[Records]
########

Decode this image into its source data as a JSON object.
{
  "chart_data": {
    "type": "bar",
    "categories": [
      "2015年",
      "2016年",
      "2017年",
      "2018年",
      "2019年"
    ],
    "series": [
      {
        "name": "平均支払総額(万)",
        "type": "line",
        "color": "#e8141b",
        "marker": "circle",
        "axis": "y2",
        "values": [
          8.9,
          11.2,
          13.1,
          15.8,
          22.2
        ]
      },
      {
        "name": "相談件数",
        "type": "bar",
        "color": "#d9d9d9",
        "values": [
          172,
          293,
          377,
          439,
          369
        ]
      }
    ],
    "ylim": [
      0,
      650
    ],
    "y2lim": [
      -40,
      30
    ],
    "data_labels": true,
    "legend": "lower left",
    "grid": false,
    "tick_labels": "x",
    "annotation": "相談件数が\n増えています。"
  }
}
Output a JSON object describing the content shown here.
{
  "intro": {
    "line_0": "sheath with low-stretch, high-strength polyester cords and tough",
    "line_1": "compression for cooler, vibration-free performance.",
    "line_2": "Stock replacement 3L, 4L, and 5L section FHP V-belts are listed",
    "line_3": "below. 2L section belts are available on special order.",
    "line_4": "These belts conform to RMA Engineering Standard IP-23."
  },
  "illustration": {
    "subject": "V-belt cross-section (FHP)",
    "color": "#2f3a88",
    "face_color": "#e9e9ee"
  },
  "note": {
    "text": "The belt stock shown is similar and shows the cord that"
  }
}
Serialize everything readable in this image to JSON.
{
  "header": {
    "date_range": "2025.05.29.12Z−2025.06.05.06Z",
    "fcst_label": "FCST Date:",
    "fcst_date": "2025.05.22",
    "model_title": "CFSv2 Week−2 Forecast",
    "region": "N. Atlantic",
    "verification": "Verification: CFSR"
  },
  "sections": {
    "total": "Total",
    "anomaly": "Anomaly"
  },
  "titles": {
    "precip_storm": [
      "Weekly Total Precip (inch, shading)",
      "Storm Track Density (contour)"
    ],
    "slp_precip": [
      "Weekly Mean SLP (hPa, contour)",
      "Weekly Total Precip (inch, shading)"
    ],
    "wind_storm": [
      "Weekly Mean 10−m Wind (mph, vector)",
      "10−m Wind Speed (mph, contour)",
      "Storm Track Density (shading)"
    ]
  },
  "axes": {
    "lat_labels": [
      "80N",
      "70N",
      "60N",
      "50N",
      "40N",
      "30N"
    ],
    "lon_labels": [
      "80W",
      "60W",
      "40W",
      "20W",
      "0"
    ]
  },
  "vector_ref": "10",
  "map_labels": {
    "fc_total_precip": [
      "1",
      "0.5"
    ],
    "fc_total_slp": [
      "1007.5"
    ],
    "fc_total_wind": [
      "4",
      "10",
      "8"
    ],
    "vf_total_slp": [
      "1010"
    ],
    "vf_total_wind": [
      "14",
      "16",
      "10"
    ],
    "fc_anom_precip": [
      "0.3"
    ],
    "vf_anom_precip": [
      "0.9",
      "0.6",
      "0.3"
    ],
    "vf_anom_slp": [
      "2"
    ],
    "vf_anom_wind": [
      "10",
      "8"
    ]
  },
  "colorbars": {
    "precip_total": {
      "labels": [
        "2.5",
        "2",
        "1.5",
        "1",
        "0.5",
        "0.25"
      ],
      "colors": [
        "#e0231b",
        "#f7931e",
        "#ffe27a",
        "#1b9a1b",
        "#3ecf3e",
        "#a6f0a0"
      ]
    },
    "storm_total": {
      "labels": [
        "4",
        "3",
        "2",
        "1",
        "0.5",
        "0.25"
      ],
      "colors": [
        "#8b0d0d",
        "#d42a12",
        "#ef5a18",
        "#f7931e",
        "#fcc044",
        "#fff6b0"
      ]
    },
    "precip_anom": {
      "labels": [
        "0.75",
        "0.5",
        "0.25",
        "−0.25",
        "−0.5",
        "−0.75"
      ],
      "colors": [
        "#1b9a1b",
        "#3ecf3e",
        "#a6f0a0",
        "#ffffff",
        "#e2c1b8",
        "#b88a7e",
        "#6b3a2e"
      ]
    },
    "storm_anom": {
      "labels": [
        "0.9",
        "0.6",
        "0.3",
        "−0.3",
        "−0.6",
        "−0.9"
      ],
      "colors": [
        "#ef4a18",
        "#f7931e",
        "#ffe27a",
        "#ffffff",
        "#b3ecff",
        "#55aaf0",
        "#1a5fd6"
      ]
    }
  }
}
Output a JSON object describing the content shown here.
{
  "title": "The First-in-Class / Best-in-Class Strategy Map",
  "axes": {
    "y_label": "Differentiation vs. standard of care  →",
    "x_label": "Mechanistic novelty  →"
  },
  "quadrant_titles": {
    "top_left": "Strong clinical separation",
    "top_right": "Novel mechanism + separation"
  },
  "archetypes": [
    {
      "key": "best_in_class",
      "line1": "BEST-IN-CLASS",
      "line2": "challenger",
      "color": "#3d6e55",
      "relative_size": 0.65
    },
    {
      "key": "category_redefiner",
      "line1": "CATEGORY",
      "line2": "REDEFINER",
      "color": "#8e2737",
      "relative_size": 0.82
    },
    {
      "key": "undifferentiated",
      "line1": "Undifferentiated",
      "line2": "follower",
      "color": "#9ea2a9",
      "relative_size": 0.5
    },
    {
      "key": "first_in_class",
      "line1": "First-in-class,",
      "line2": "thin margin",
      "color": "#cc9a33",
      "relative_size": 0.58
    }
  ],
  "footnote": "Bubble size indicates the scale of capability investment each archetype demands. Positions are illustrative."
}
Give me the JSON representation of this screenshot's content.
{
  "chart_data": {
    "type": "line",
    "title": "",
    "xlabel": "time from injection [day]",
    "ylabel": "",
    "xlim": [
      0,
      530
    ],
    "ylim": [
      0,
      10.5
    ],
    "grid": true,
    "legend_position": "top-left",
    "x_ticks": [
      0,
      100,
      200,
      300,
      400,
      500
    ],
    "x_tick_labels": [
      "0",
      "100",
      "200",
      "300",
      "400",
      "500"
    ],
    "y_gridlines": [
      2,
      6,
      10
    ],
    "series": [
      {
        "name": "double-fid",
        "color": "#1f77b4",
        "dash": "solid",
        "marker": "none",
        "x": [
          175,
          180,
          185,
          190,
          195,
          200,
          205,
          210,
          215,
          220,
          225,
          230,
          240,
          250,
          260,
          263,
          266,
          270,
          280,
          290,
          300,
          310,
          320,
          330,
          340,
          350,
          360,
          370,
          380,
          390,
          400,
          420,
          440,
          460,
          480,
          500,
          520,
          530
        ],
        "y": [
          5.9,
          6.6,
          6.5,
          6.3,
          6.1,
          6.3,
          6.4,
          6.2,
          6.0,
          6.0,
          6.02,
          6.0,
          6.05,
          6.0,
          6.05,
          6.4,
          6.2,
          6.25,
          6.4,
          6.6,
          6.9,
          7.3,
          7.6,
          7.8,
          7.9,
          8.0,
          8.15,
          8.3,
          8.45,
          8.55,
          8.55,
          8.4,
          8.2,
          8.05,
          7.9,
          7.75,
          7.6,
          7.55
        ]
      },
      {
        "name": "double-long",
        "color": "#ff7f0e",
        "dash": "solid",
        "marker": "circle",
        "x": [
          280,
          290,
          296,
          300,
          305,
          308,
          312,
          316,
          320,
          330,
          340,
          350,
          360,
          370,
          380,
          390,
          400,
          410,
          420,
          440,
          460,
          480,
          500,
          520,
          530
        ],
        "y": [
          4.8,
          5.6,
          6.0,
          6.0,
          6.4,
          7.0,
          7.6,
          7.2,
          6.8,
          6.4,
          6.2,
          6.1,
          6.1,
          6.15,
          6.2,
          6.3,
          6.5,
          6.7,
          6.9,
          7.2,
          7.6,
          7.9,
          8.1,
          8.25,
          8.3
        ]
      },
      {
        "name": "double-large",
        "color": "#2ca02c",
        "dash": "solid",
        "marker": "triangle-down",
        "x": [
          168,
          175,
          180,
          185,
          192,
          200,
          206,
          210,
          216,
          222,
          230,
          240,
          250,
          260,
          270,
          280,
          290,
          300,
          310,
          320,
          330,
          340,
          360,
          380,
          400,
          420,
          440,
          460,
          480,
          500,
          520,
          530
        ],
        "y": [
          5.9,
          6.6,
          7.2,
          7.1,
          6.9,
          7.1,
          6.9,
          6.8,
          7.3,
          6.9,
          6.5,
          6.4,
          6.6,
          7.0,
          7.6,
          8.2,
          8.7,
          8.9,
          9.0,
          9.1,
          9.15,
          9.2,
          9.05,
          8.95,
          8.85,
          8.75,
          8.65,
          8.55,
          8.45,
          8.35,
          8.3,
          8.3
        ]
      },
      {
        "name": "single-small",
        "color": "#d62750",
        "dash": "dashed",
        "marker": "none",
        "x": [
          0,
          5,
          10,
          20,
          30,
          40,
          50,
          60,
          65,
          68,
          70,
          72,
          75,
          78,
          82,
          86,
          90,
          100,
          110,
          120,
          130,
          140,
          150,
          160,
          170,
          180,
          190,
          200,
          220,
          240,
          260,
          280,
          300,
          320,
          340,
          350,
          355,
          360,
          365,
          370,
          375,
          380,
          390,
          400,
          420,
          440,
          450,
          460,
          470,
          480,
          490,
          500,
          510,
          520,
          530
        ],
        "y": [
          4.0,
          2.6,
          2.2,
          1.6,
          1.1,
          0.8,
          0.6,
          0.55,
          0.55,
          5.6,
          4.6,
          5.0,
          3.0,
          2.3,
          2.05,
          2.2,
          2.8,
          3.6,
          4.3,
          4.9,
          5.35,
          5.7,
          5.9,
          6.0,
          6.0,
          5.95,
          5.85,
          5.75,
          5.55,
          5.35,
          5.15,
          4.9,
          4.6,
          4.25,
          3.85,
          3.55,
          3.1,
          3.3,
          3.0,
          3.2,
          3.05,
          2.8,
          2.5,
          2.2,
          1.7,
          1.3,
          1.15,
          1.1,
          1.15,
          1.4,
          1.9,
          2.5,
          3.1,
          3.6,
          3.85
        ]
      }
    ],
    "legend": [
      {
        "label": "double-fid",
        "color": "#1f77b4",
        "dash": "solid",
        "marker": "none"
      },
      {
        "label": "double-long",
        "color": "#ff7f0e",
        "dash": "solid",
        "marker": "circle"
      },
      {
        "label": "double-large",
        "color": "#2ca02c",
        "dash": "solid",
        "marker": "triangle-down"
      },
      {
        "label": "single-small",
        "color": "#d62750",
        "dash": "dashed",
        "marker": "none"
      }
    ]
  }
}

########

| Task details |
Of the lines in the records, how many contain the word "small"? Answer with the number and nothing else.

| Solution to the problem |
2